#### Directive:
Determine how many lines include "text". Give the number and nothing else.

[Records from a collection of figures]
[START]
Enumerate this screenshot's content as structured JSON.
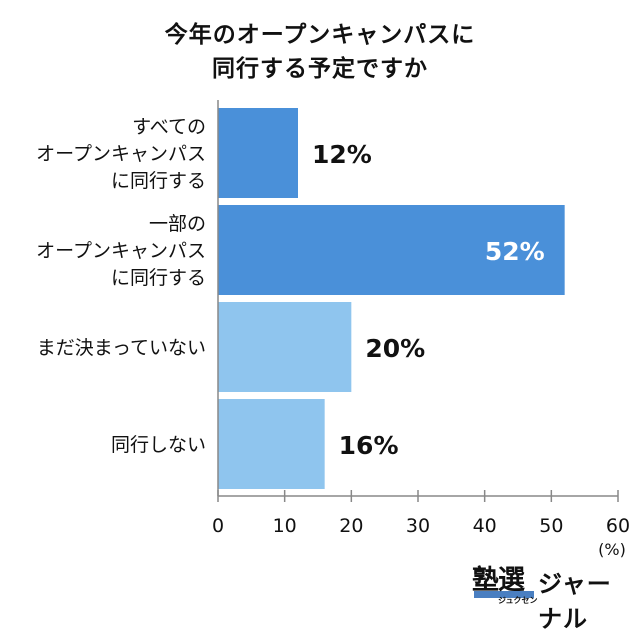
{
  "chart_data": {
    "type": "bar",
    "orientation": "horizontal",
    "title_lines": [
      "今年のオープンキャンパスに",
      "同行する予定ですか"
    ],
    "categories": [
      [
        "すべての",
        "オープンキャンパス",
        "に同行する"
      ],
      [
        "一部の",
        "オープンキャンパス",
        "に同行する"
      ],
      [
        "まだ決まっていない"
      ],
      [
        "同行しない"
      ]
    ],
    "values": [
      12,
      52,
      20,
      16
    ],
    "value_labels": [
      "12%",
      "52%",
      "20%",
      "16%"
    ],
    "bar_colors": [
      "#4a90d9",
      "#4a90d9",
      "#8fc5ee",
      "#8fc5ee"
    ],
    "x_ticks": [
      0,
      10,
      20,
      30,
      40,
      50,
      60
    ],
    "xlim": [
      0,
      60
    ],
    "unit_label": "(%)",
    "grid": false,
    "legend": "none"
  },
  "logo": {
    "kanji": "塾選",
    "sub": "ジュクセン",
    "journal": "ジャーナル"
  }
}
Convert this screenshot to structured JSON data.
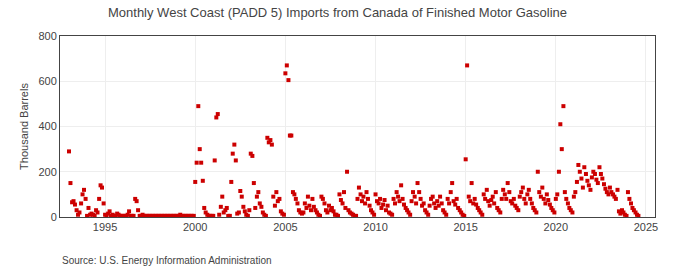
{
  "chart_data": {
    "type": "scatter",
    "title": "Monthly West Coast (PADD 5) Imports from Canada of Finished Motor Gasoline",
    "ylabel": "Thousand Barrels",
    "annotations": [
      "Source: U.S. Energy Information Administration"
    ],
    "color": "#cc0000",
    "marker": "square",
    "grid": true,
    "xlim": [
      1992.5,
      2025.5
    ],
    "ylim": [
      0,
      800
    ],
    "xticks": [
      1995,
      2000,
      2005,
      2010,
      2015,
      2020,
      2025
    ],
    "yticks": [
      0,
      200,
      400,
      600,
      800
    ],
    "x": [
      1993.0,
      1993.08,
      1993.17,
      1993.25,
      1993.33,
      1993.42,
      1993.5,
      1993.58,
      1993.67,
      1993.75,
      1993.83,
      1993.92,
      1994.0,
      1994.08,
      1994.17,
      1994.25,
      1994.33,
      1994.42,
      1994.5,
      1994.58,
      1994.67,
      1994.75,
      1994.83,
      1994.92,
      1995.0,
      1995.08,
      1995.17,
      1995.25,
      1995.33,
      1995.42,
      1995.5,
      1995.58,
      1995.67,
      1995.75,
      1995.83,
      1995.92,
      1996.0,
      1996.08,
      1996.17,
      1996.25,
      1996.33,
      1996.42,
      1996.5,
      1996.58,
      1996.67,
      1996.75,
      1996.83,
      1996.92,
      1997.0,
      1997.08,
      1997.17,
      1997.25,
      1997.33,
      1997.42,
      1997.5,
      1997.58,
      1997.67,
      1997.75,
      1997.83,
      1997.92,
      1998.0,
      1998.08,
      1998.17,
      1998.25,
      1998.33,
      1998.42,
      1998.5,
      1998.58,
      1998.67,
      1998.75,
      1998.83,
      1998.92,
      1999.0,
      1999.08,
      1999.17,
      1999.25,
      1999.33,
      1999.42,
      1999.5,
      1999.58,
      1999.67,
      1999.75,
      1999.83,
      1999.92,
      2000.0,
      2000.08,
      2000.17,
      2000.25,
      2000.33,
      2000.42,
      2000.5,
      2000.58,
      2000.67,
      2000.75,
      2000.83,
      2000.92,
      2001.0,
      2001.08,
      2001.17,
      2001.25,
      2001.33,
      2001.42,
      2001.5,
      2001.58,
      2001.67,
      2001.75,
      2001.83,
      2001.92,
      2002.0,
      2002.08,
      2002.17,
      2002.25,
      2002.33,
      2002.42,
      2002.5,
      2002.58,
      2002.67,
      2002.75,
      2002.83,
      2002.92,
      2003.0,
      2003.08,
      2003.17,
      2003.25,
      2003.33,
      2003.42,
      2003.5,
      2003.58,
      2003.67,
      2003.75,
      2003.83,
      2003.92,
      2004.0,
      2004.08,
      2004.17,
      2004.25,
      2004.33,
      2004.42,
      2004.5,
      2004.58,
      2004.67,
      2004.75,
      2004.83,
      2004.92,
      2005.0,
      2005.08,
      2005.17,
      2005.25,
      2005.33,
      2005.42,
      2005.5,
      2005.58,
      2005.67,
      2005.75,
      2005.83,
      2005.92,
      2006.0,
      2006.08,
      2006.17,
      2006.25,
      2006.33,
      2006.42,
      2006.5,
      2006.58,
      2006.67,
      2006.75,
      2006.83,
      2006.92,
      2007.0,
      2007.08,
      2007.17,
      2007.25,
      2007.33,
      2007.42,
      2007.5,
      2007.58,
      2007.67,
      2007.75,
      2007.83,
      2007.92,
      2008.0,
      2008.08,
      2008.17,
      2008.25,
      2008.33,
      2008.42,
      2008.5,
      2008.58,
      2008.67,
      2008.75,
      2008.83,
      2008.92,
      2009.0,
      2009.08,
      2009.17,
      2009.25,
      2009.33,
      2009.42,
      2009.5,
      2009.58,
      2009.67,
      2009.75,
      2009.83,
      2009.92,
      2010.0,
      2010.08,
      2010.17,
      2010.25,
      2010.33,
      2010.42,
      2010.5,
      2010.58,
      2010.67,
      2010.75,
      2010.83,
      2010.92,
      2011.0,
      2011.08,
      2011.17,
      2011.25,
      2011.33,
      2011.42,
      2011.5,
      2011.58,
      2011.67,
      2011.75,
      2011.83,
      2011.92,
      2012.0,
      2012.08,
      2012.17,
      2012.25,
      2012.33,
      2012.42,
      2012.5,
      2012.58,
      2012.67,
      2012.75,
      2012.83,
      2012.92,
      2013.0,
      2013.08,
      2013.17,
      2013.25,
      2013.33,
      2013.42,
      2013.5,
      2013.58,
      2013.67,
      2013.75,
      2013.83,
      2013.92,
      2014.0,
      2014.08,
      2014.17,
      2014.25,
      2014.33,
      2014.42,
      2014.5,
      2014.58,
      2014.67,
      2014.75,
      2014.83,
      2014.92,
      2015.0,
      2015.08,
      2015.17,
      2015.25,
      2015.33,
      2015.42,
      2015.5,
      2015.58,
      2015.67,
      2015.75,
      2015.83,
      2015.92,
      2016.0,
      2016.08,
      2016.17,
      2016.25,
      2016.33,
      2016.42,
      2016.5,
      2016.58,
      2016.67,
      2016.75,
      2016.83,
      2016.92,
      2017.0,
      2017.08,
      2017.17,
      2017.25,
      2017.33,
      2017.42,
      2017.5,
      2017.58,
      2017.67,
      2017.75,
      2017.83,
      2017.92,
      2018.0,
      2018.08,
      2018.17,
      2018.25,
      2018.33,
      2018.42,
      2018.5,
      2018.58,
      2018.67,
      2018.75,
      2018.83,
      2018.92,
      2019.0,
      2019.08,
      2019.17,
      2019.25,
      2019.33,
      2019.42,
      2019.5,
      2019.58,
      2019.67,
      2019.75,
      2019.83,
      2019.92,
      2020.0,
      2020.08,
      2020.17,
      2020.25,
      2020.33,
      2020.42,
      2020.5,
      2020.58,
      2020.67,
      2020.75,
      2020.83,
      2020.92,
      2021.0,
      2021.08,
      2021.17,
      2021.25,
      2021.33,
      2021.42,
      2021.5,
      2021.58,
      2021.67,
      2021.75,
      2021.83,
      2021.92,
      2022.0,
      2022.08,
      2022.17,
      2022.25,
      2022.33,
      2022.42,
      2022.5,
      2022.58,
      2022.67,
      2022.75,
      2022.83,
      2022.92,
      2023.0,
      2023.08,
      2023.17,
      2023.25,
      2023.33,
      2023.42,
      2023.5,
      2023.58,
      2023.67,
      2023.75,
      2023.83,
      2023.92,
      2024.0,
      2024.08,
      2024.17,
      2024.25,
      2024.33,
      2024.42,
      2024.5,
      2024.58
    ],
    "values": [
      290,
      150,
      65,
      70,
      55,
      30,
      10,
      20,
      60,
      100,
      120,
      80,
      5,
      40,
      10,
      15,
      10,
      5,
      30,
      20,
      80,
      140,
      130,
      60,
      10,
      5,
      15,
      25,
      5,
      10,
      5,
      5,
      15,
      10,
      5,
      5,
      5,
      5,
      5,
      10,
      25,
      5,
      5,
      5,
      80,
      70,
      30,
      5,
      5,
      10,
      5,
      5,
      5,
      5,
      5,
      5,
      5,
      5,
      5,
      5,
      5,
      5,
      5,
      5,
      5,
      5,
      5,
      5,
      5,
      5,
      5,
      5,
      5,
      5,
      10,
      5,
      5,
      5,
      5,
      5,
      5,
      5,
      5,
      5,
      155,
      240,
      490,
      300,
      240,
      160,
      40,
      20,
      10,
      5,
      5,
      5,
      5,
      250,
      440,
      455,
      10,
      45,
      90,
      20,
      30,
      40,
      5,
      5,
      155,
      280,
      320,
      250,
      15,
      20,
      115,
      90,
      45,
      25,
      10,
      5,
      30,
      280,
      270,
      150,
      40,
      90,
      110,
      60,
      45,
      20,
      10,
      5,
      350,
      330,
      340,
      320,
      90,
      50,
      110,
      70,
      80,
      25,
      15,
      10,
      635,
      670,
      605,
      360,
      360,
      110,
      100,
      80,
      60,
      30,
      20,
      15,
      20,
      60,
      40,
      90,
      50,
      30,
      80,
      45,
      30,
      20,
      10,
      5,
      90,
      80,
      60,
      30,
      20,
      50,
      30,
      40,
      25,
      10,
      10,
      5,
      100,
      75,
      60,
      110,
      40,
      200,
      30,
      20,
      15,
      10,
      5,
      5,
      80,
      130,
      100,
      70,
      90,
      60,
      110,
      80,
      50,
      30,
      20,
      10,
      100,
      70,
      60,
      80,
      40,
      55,
      75,
      30,
      50,
      20,
      15,
      10,
      80,
      60,
      110,
      90,
      70,
      140,
      80,
      55,
      40,
      30,
      20,
      10,
      70,
      110,
      90,
      60,
      150,
      110,
      80,
      50,
      60,
      30,
      20,
      10,
      50,
      80,
      90,
      60,
      40,
      70,
      50,
      90,
      60,
      30,
      20,
      10,
      80,
      60,
      110,
      150,
      70,
      55,
      80,
      40,
      30,
      20,
      10,
      5,
      255,
      670,
      90,
      70,
      150,
      60,
      80,
      55,
      40,
      30,
      20,
      10,
      100,
      80,
      120,
      70,
      50,
      75,
      90,
      60,
      110,
      40,
      30,
      20,
      80,
      120,
      100,
      80,
      150,
      110,
      70,
      60,
      80,
      50,
      40,
      30,
      90,
      110,
      130,
      80,
      60,
      100,
      120,
      80,
      60,
      40,
      30,
      20,
      200,
      110,
      90,
      130,
      80,
      60,
      100,
      75,
      55,
      40,
      30,
      20,
      80,
      100,
      200,
      410,
      300,
      490,
      110,
      80,
      60,
      40,
      30,
      20,
      90,
      110,
      155,
      230,
      200,
      170,
      130,
      220,
      190,
      160,
      140,
      120,
      175,
      200,
      190,
      165,
      150,
      220,
      190,
      170,
      145,
      125,
      110,
      100,
      130,
      110,
      100,
      90,
      80,
      120,
      25,
      15,
      30,
      20,
      10,
      5,
      110,
      80,
      60,
      40,
      30,
      20,
      10,
      5
    ]
  }
}
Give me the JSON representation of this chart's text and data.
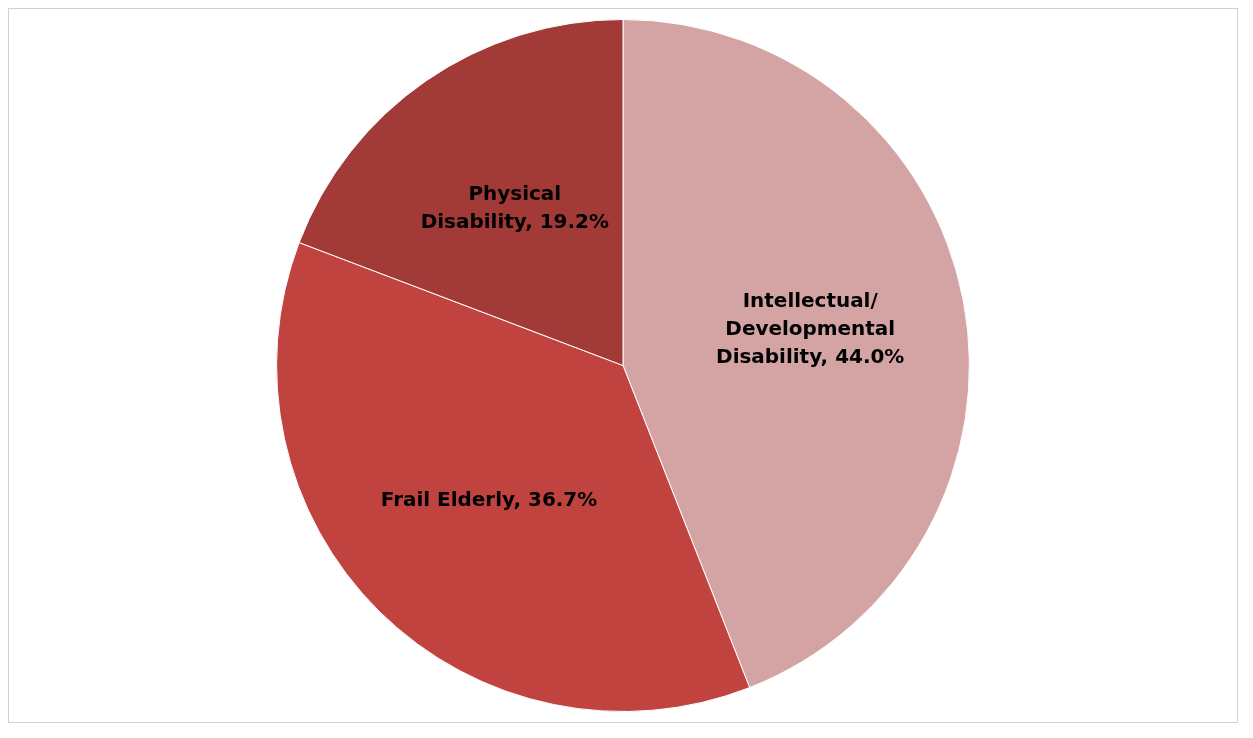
{
  "chart_data": {
    "type": "pie",
    "categories": [
      "Intellectual/Developmental Disability",
      "Frail Elderly",
      "Physical Disability"
    ],
    "values": [
      44.0,
      36.7,
      19.2
    ],
    "value_labels": [
      "44.0%",
      "36.7%",
      "19.2%"
    ],
    "colors": [
      "#d4a3a3",
      "#c0433f",
      "#a23a37"
    ],
    "legend": false
  }
}
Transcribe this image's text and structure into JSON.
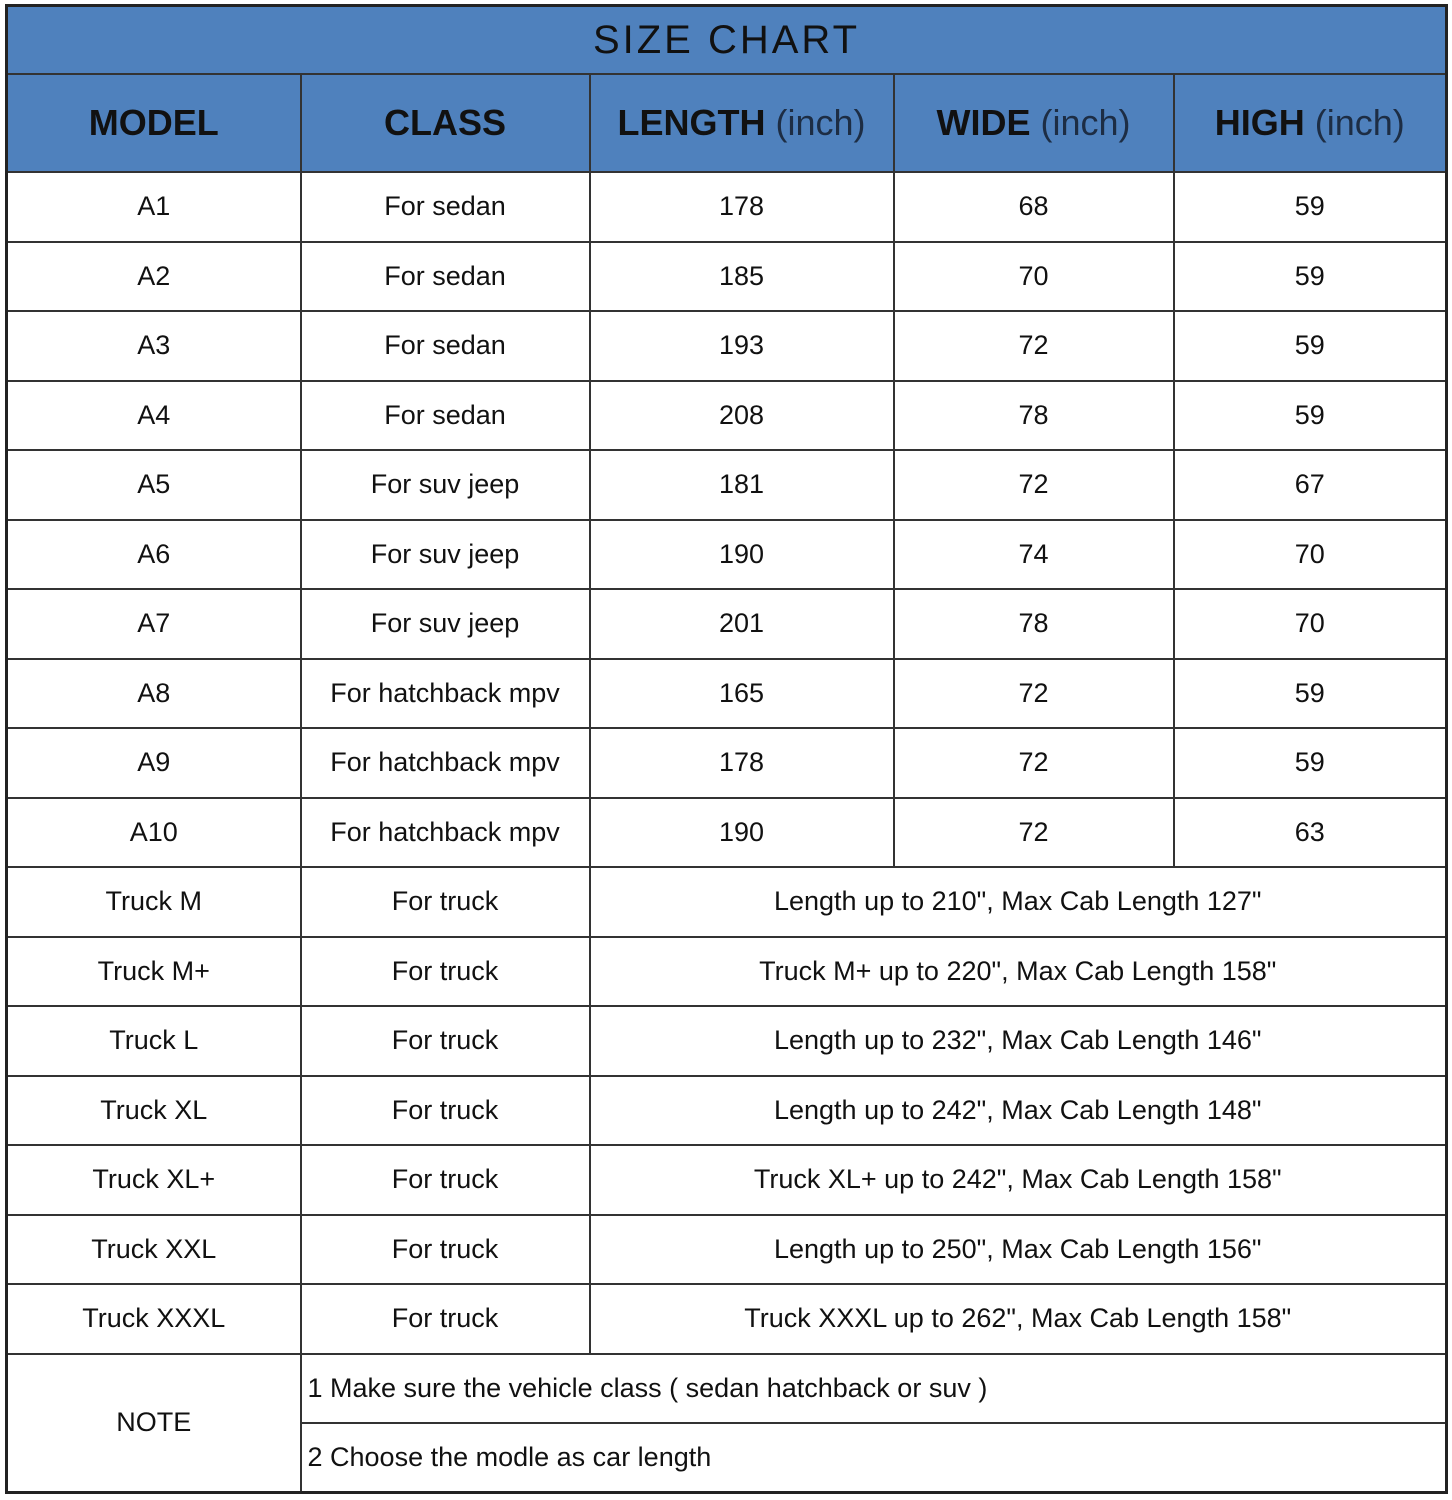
{
  "title": "SIZE CHART",
  "header_color": "#4f81bd",
  "columns": [
    {
      "label": "MODEL",
      "unit": ""
    },
    {
      "label": "CLASS",
      "unit": ""
    },
    {
      "label": "LENGTH",
      "unit": "(inch)"
    },
    {
      "label": "WIDE",
      "unit": "(inch)"
    },
    {
      "label": "HIGH",
      "unit": "(inch)"
    }
  ],
  "rows": [
    {
      "model": "A1",
      "class": "For sedan",
      "length": "178",
      "wide": "68",
      "high": "59"
    },
    {
      "model": "A2",
      "class": "For sedan",
      "length": "185",
      "wide": "70",
      "high": "59"
    },
    {
      "model": "A3",
      "class": "For sedan",
      "length": "193",
      "wide": "72",
      "high": "59"
    },
    {
      "model": "A4",
      "class": "For sedan",
      "length": "208",
      "wide": "78",
      "high": "59"
    },
    {
      "model": "A5",
      "class": "For suv jeep",
      "length": "181",
      "wide": "72",
      "high": "67"
    },
    {
      "model": "A6",
      "class": "For suv jeep",
      "length": "190",
      "wide": "74",
      "high": "70"
    },
    {
      "model": "A7",
      "class": "For suv jeep",
      "length": "201",
      "wide": "78",
      "high": "70"
    },
    {
      "model": "A8",
      "class": "For hatchback mpv",
      "length": "165",
      "wide": "72",
      "high": "59"
    },
    {
      "model": "A9",
      "class": "For hatchback mpv",
      "length": "178",
      "wide": "72",
      "high": "59"
    },
    {
      "model": "A10",
      "class": "For hatchback mpv",
      "length": "190",
      "wide": "72",
      "high": "63"
    }
  ],
  "truck_rows": [
    {
      "model": "Truck M",
      "class": "For truck",
      "desc": "Length up to 210\", Max Cab Length 127\""
    },
    {
      "model": "Truck M+",
      "class": "For truck",
      "desc": "Truck M+ up to 220\", Max Cab Length 158\""
    },
    {
      "model": "Truck L",
      "class": "For truck",
      "desc": "Length up to 232\", Max Cab Length 146\""
    },
    {
      "model": "Truck XL",
      "class": "For truck",
      "desc": "Length up to 242\", Max Cab Length 148\""
    },
    {
      "model": "Truck XL+",
      "class": "For truck",
      "desc": "Truck XL+ up to 242\", Max Cab Length 158\""
    },
    {
      "model": "Truck XXL",
      "class": "For truck",
      "desc": "Length up to 250\", Max Cab Length 156\""
    },
    {
      "model": "Truck XXXL",
      "class": "For truck",
      "desc": "Truck XXXL up to 262\", Max Cab Length 158\""
    }
  ],
  "note": {
    "label": "NOTE",
    "lines": [
      "1 Make sure the vehicle class ( sedan hatchback or suv )",
      "2 Choose the modle as car length"
    ]
  }
}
[END]
#### Task result:
2